_The records:_
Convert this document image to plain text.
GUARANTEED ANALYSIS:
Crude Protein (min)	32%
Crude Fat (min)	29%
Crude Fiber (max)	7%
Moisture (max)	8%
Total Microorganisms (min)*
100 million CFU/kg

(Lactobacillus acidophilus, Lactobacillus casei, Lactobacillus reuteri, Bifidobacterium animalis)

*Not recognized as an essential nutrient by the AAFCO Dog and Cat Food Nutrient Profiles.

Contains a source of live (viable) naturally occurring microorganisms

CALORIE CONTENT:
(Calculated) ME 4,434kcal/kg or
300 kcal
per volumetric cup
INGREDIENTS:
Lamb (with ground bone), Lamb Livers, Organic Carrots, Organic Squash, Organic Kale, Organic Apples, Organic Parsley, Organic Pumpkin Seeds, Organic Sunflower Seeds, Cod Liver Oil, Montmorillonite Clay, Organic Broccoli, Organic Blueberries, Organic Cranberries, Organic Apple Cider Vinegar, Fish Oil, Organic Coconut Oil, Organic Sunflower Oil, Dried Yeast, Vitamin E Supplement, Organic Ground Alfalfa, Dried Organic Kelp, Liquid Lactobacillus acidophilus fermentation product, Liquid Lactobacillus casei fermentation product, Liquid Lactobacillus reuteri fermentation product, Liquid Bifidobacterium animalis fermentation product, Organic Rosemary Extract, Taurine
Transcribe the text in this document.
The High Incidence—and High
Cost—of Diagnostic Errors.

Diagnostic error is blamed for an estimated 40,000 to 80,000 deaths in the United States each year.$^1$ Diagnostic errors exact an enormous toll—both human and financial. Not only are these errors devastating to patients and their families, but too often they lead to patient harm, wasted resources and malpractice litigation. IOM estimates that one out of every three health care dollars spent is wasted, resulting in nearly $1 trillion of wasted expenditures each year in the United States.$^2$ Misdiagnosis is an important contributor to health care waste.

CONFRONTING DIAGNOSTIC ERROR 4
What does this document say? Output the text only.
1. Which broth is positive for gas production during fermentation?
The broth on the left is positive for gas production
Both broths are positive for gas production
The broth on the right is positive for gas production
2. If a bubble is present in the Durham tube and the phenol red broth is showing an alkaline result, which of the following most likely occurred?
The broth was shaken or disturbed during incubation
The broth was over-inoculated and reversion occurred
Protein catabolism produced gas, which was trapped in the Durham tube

_Exercise instructions:_ Repeat the records above in full, character for character.

_The answer:_
Convert this document image to plain text.
GUARANTEED ANALYSIS:
Crude Protein (min)	32%
Crude Fat (min)	29%
Crude Fiber (max)	7%
Moisture (max)	8%
Total Microorganisms (min)*
100 million CFU/kg

(Lactobacillus acidophilus, Lactobacillus casei, Lactobacillus reuteri, Bifidobacterium animalis)

*Not recognized as an essential nutrient by the AAFCO Dog and Cat Food Nutrient Profiles.

Contains a source of live (viable) naturally occurring microorganisms

CALORIE CONTENT:
(Calculated) ME 4,434kcal/kg or
300 kcal
per volumetric cup
INGREDIENTS:
Lamb (with ground bone), Lamb Livers, Organic Carrots, Organic Squash, Organic Kale, Organic Apples, Organic Parsley, Organic Pumpkin Seeds, Organic Sunflower Seeds, Cod Liver Oil, Montmorillonite Clay, Organic Broccoli, Organic Blueberries, Organic Cranberries, Organic Apple Cider Vinegar, Fish Oil, Organic Coconut Oil, Organic Sunflower Oil, Dried Yeast, Vitamin E Supplement, Organic Ground Alfalfa, Dried Organic Kelp, Liquid Lactobacillus acidophilus fermentation product, Liquid Lactobacillus casei fermentation product, Liquid Lactobacillus reuteri fermentation product, Liquid Bifidobacterium animalis fermentation product, Organic Rosemary Extract, Taurine
Transcribe the text in this document.
The High Incidence—and High
Cost—of Diagnostic Errors.

Diagnostic error is blamed for an estimated 40,000 to 80,000 deaths in the United States each year.$^1$ Diagnostic errors exact an enormous toll—both human and financial. Not only are these errors devastating to patients and their families, but too often they lead to patient harm, wasted resources and malpractice litigation. IOM estimates that one out of every three health care dollars spent is wasted, resulting in nearly $1 trillion of wasted expenditures each year in the United States.$^2$ Misdiagnosis is an important contributor to health care waste.

CONFRONTING DIAGNOSTIC ERROR 4
What does this document say? Output the text only.
1. Which broth is positive for gas production during fermentation?
The broth on the left is positive for gas production
Both broths are positive for gas production
The broth on the right is positive for gas production
2. If a bubble is present in the Durham tube and the phenol red broth is showing an alkaline result, which of the following most likely occurred?
The broth was shaken or disturbed during incubation
The broth was over-inoculated and reversion occurred
Protein catabolism produced gas, which was trapped in the Durham tube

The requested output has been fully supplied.